* What is required *
Scan the lines below; pull out those with "DTOC".

════════════════════

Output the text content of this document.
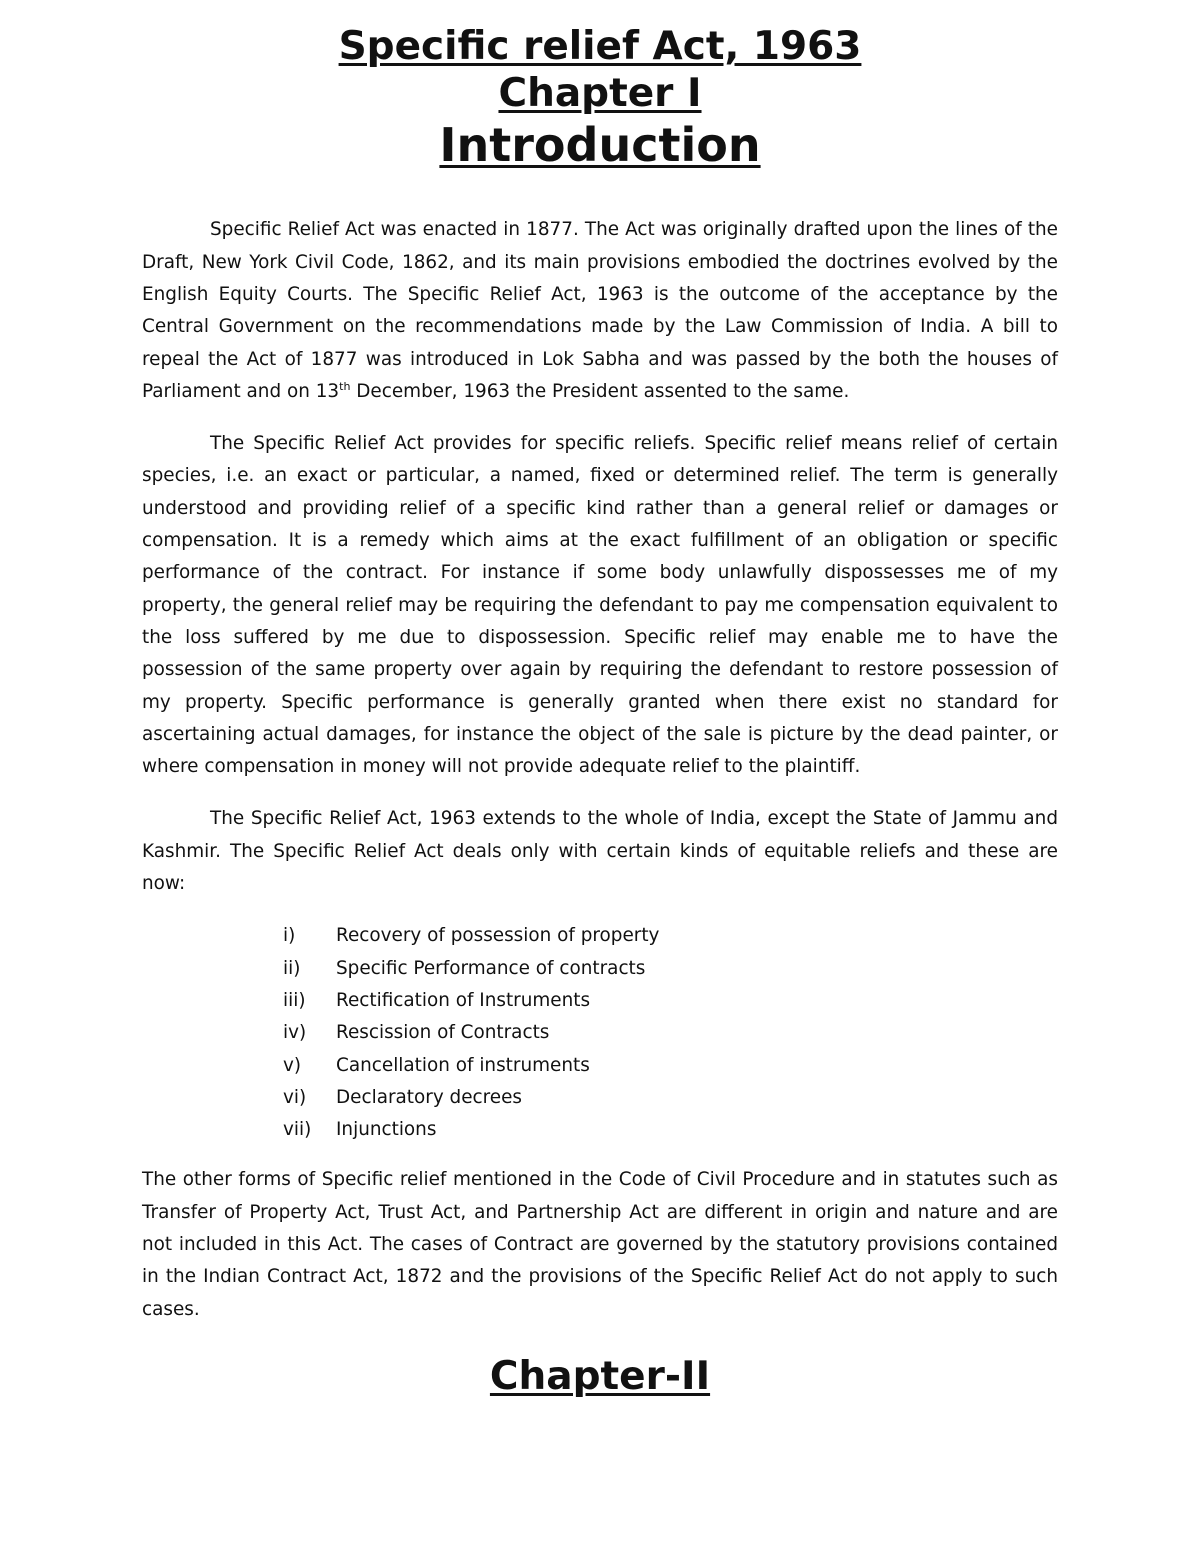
Specific relief Act, 1963
Chapter I
Introduction

Specific Relief Act was enacted in 1877. The Act was originally drafted upon the lines of the Draft, New York Civil Code, 1862, and its main provisions embodied the doctrines evolved by the English Equity Courts. The Specific Relief Act, 1963 is the outcome of the acceptance by the Central Government on the recommendations made by the Law Commission of India. A bill to repeal the Act of 1877 was introduced in Lok Sabha and was passed by the both the houses of Parliament and on 13th December, 1963 the President assented to the same.

The Specific Relief Act provides for specific reliefs. Specific relief means relief of certain species, i.e. an exact or particular, a named, fixed or determined relief. The term is generally understood and providing relief of a specific kind rather than a general relief or damages or compensation. It is a remedy which aims at the exact fulfillment of an obligation or specific performance of the contract. For instance if some body unlawfully dispossesses me of my property, the general relief may be requiring the defendant to pay me compensation equivalent to the loss suffered by me due to dispossession. Specific relief may enable me to have the possession of the same property over again by requiring the defendant to restore possession of my property. Specific performance is generally granted when there exist no standard for ascertaining actual damages, for instance the object of the sale is picture by the dead painter, or where compensation in money will not provide adequate relief to the plaintiff.

The Specific Relief Act, 1963 extends to the whole of India, except the State of Jammu and Kashmir. The Specific Relief Act deals only with certain kinds of equitable reliefs and these are now:

i)	Recovery of possession of property
ii)	Specific Performance of contracts
iii)	Rectification of Instruments
iv)	Rescission of Contracts
v)	Cancellation of instruments
vi)	Declaratory decrees
vii)	Injunctions

The other forms of Specific relief mentioned in the Code of Civil Procedure and in statutes such as Transfer of Property Act, Trust Act, and Partnership Act are different in origin and nature and are not included in this Act. The cases of Contract are governed by the statutory provisions contained in the Indian Contract Act, 1872 and the provisions of the Specific Relief Act do not apply to such cases.

Chapter-II
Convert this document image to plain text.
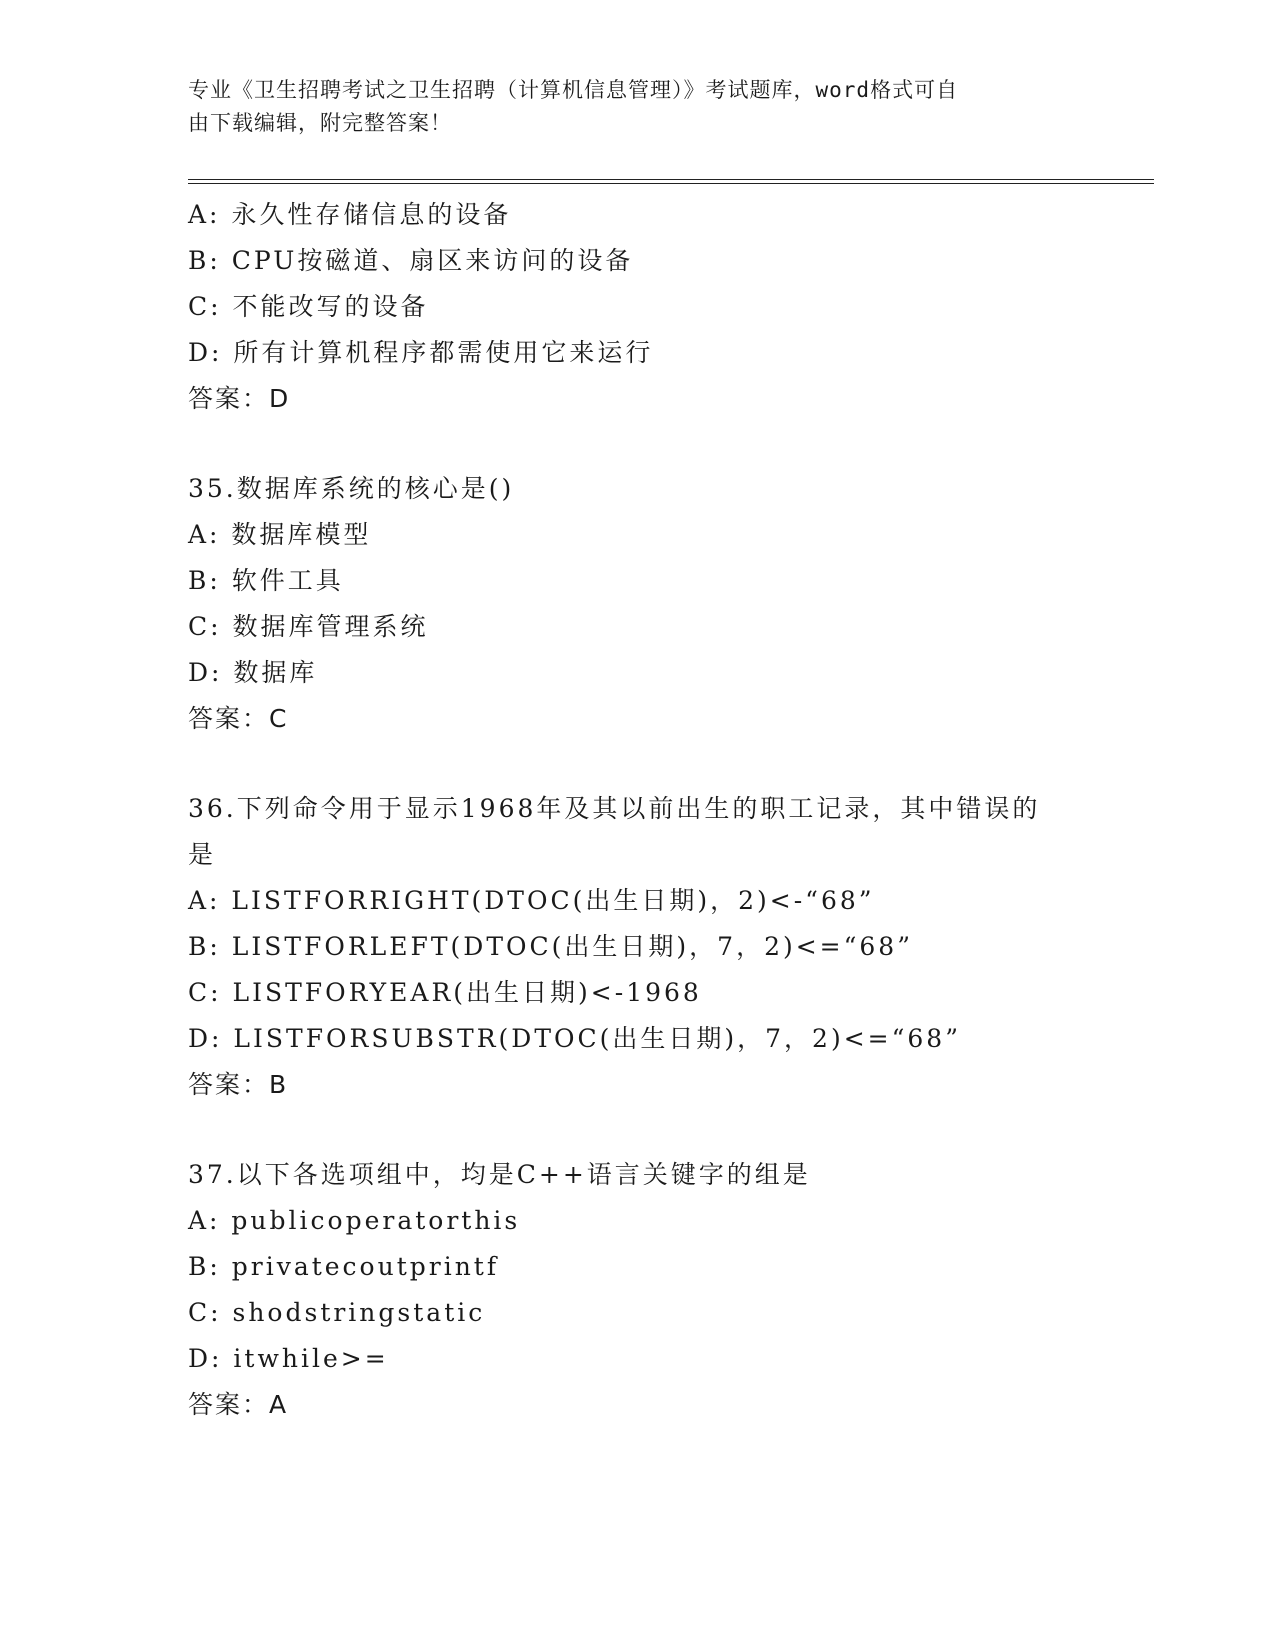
专业《卫生招聘考试之卫生招聘（计算机信息管理）》考试题库，word格式可自
由下载编辑，附完整答案！
A: 永久性存储信息的设备
B: CPU按磁道、扇区来访问的设备
C: 不能改写的设备
D: 所有计算机程序都需使用它来运行
答案：D
35.数据库系统的核心是()
A: 数据库模型
B: 软件工具
C: 数据库管理系统
D: 数据库
答案：C
36.下列命令用于显示1968年及其以前出生的职工记录，其中错误的
是
A: LISTFORRIGHT(DTOC(出生日期)，2)<-“68”
B: LISTFORLEFT(DTOC(出生日期)，7，2)<=“68”
C: LISTFORYEAR(出生日期)<-1968
D: LISTFORSUBSTR(DTOC(出生日期)，7，2)<=“68”
答案：B
37.以下各选项组中，均是C++语言关键字的组是
A: publicoperatorthis
B: privatecoutprintf
C: shodstringstatic
D: itwhile>=
答案：A
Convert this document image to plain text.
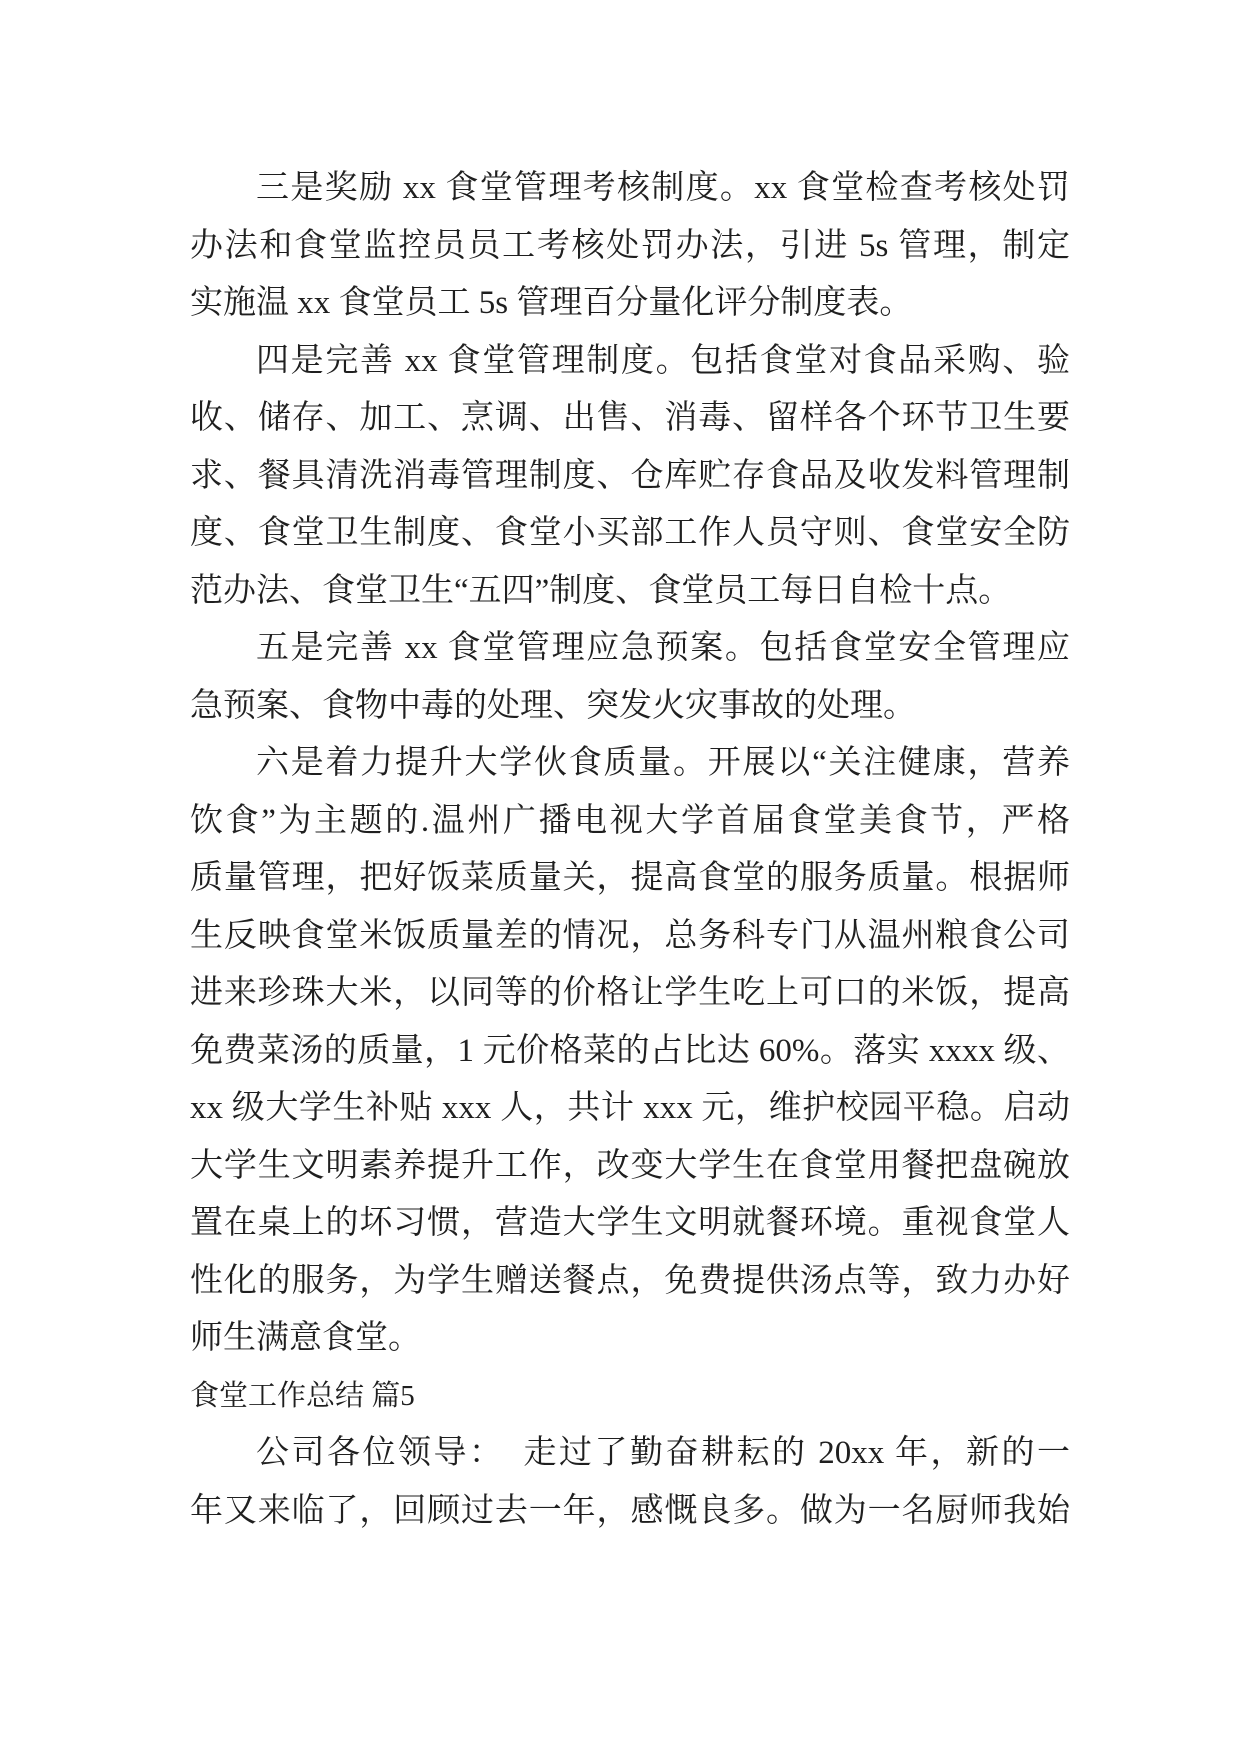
三是奖励 xx 食堂管理考核制度。xx 食堂检查考核处罚
办法和食堂监控员员工考核处罚办法，引进 5s 管理，制定
实施温 xx 食堂员工 5s 管理百分量化评分制度表。
四是完善 xx 食堂管理制度。包括食堂对食品采购、验
收、储存、加工、烹调、出售、消毒、留样各个环节卫生要
求、餐具清洗消毒管理制度、仓库贮存食品及收发料管理制
度、食堂卫生制度、食堂小买部工作人员守则、食堂安全防
范办法、食堂卫生“五四”制度、食堂员工每日自检十点。
五是完善 xx 食堂管理应急预案。包括食堂安全管理应
急预案、食物中毒的处理、突发火灾事故的处理。
六是着力提升大学伙食质量。开展以“关注健康，营养
饮食”为主题的.温州广播电视大学首届食堂美食节，严格
质量管理，把好饭菜质量关，提高食堂的服务质量。根据师
生反映食堂米饭质量差的情况，总务科专门从温州粮食公司
进来珍珠大米，以同等的价格让学生吃上可口的米饭，提高
免费菜汤的质量，1 元价格菜的占比达 60%。落实 xxxx 级、
xx 级大学生补贴 xxx 人，共计 xxx 元，维护校园平稳。启动
大学生文明素养提升工作，改变大学生在食堂用餐把盘碗放
置在桌上的坏习惯，营造大学生文明就餐环境。重视食堂人
性化的服务，为学生赠送餐点，免费提供汤点等，致力办好
师生满意食堂。
食堂工作总结 篇5
公司各位领导：　走过了勤奋耕耘的 20xx 年，新的一
年又来临了，回顾过去一年，感慨良多。做为一名厨师我始
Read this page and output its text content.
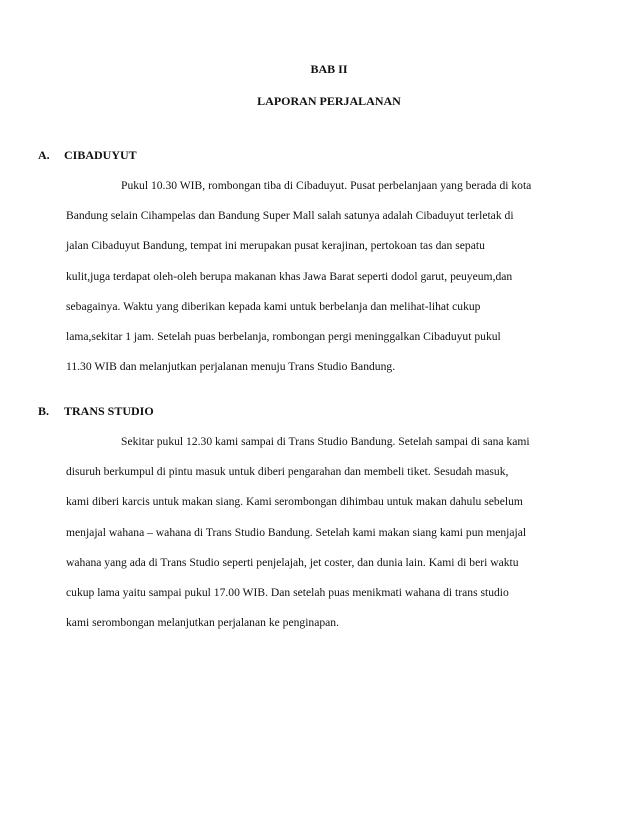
BAB II
LAPORAN PERJALANAN
A. CIBADUYUT

Pukul 10.30 WIB, rombongan tiba di Cibaduyut. Pusat perbelanjaan yang berada di kota
Bandung selain Cihampelas dan Bandung Super Mall salah satunya adalah Cibaduyut terletak di
jalan Cibaduyut Bandung, tempat ini merupakan pusat kerajinan, pertokoan tas dan sepatu
kulit,juga terdapat oleh-oleh berupa makanan khas Jawa Barat seperti dodol garut, peuyeum,dan
sebagainya. Waktu yang diberikan kepada kami untuk berbelanja dan melihat-lihat cukup
lama,sekitar 1 jam. Setelah puas berbelanja, rombongan pergi meninggalkan Cibaduyut pukul
11.30 WIB dan melanjutkan perjalanan menuju Trans Studio Bandung.

B. TRANS STUDIO

Sekitar pukul 12.30 kami sampai di Trans Studio Bandung. Setelah sampai di sana kami
disuruh berkumpul di pintu masuk untuk diberi pengarahan dan membeli tiket. Sesudah masuk,
kami diberi karcis untuk makan siang. Kami serombongan dihimbau untuk makan dahulu sebelum
menjajal wahana – wahana di Trans Studio Bandung. Setelah kami makan siang kami pun menjajal
wahana yang ada di Trans Studio seperti penjelajah, jet coster, dan dunia lain. Kami di beri waktu
cukup lama yaitu sampai pukul 17.00 WIB. Dan setelah puas menikmati wahana di trans studio
kami serombongan melanjutkan perjalanan ke penginapan.
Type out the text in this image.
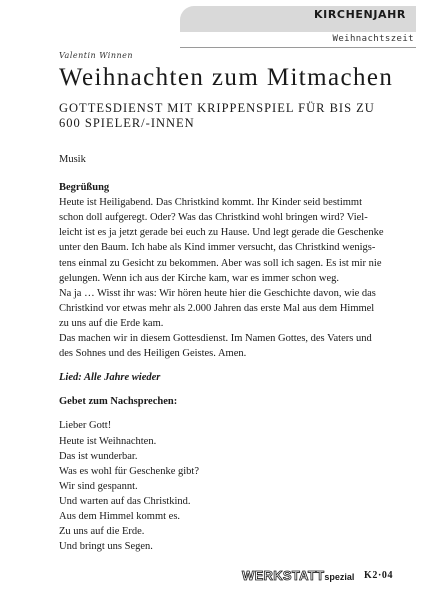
KIRCHENJAHR
Weihnachtszeit
Valentin Winnen
Weihnachten zum Mitmachen
GOTTESDIENST MIT KRIPPENSPIEL FÜR BIS ZU 600 SPIELER/-INNEN
Musik
Begrüßung
Heute ist Heiligabend. Das Christkind kommt. Ihr Kinder seid bestimmt
schon doll aufgeregt. Oder? Was das Christkind wohl bringen wird? Viel-
leicht ist es ja jetzt gerade bei euch zu Hause. Und legt gerade die Geschenke
unter den Baum. Ich habe als Kind immer versucht, das Christkind wenigs-
tens einmal zu Gesicht zu bekommen. Aber was soll ich sagen. Es ist mir nie
gelungen. Wenn ich aus der Kirche kam, war es immer schon weg.
Na ja … Wisst ihr was: Wir hören heute hier die Geschichte davon, wie das
Christkind vor etwas mehr als 2.000 Jahren das erste Mal aus dem Himmel
zu uns auf die Erde kam.
Das machen wir in diesem Gottesdienst. Im Namen Gottes, des Vaters und
des Sohnes und des Heiligen Geistes. Amen.
Lied: Alle Jahre wieder
Gebet zum Nachsprechen:
Lieber Gott!
Heute ist Weihnachten.
Das ist wunderbar.
Was es wohl für Geschenke gibt?
Wir sind gespannt.
Und warten auf das Christkind.
Aus dem Himmel kommt es.
Zu uns auf die Erde.
Und bringt uns Segen.
WERKSTATTspezial K2·04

════════════════════

* Task solution *
A: LISTFORRIGHT(DTOC(出生日期)，2)<-“68”
B: LISTFORLEFT(DTOC(出生日期)，7，2)<=“68”
D: LISTFORSUBSTR(DTOC(出生日期)，7，2)<=“68”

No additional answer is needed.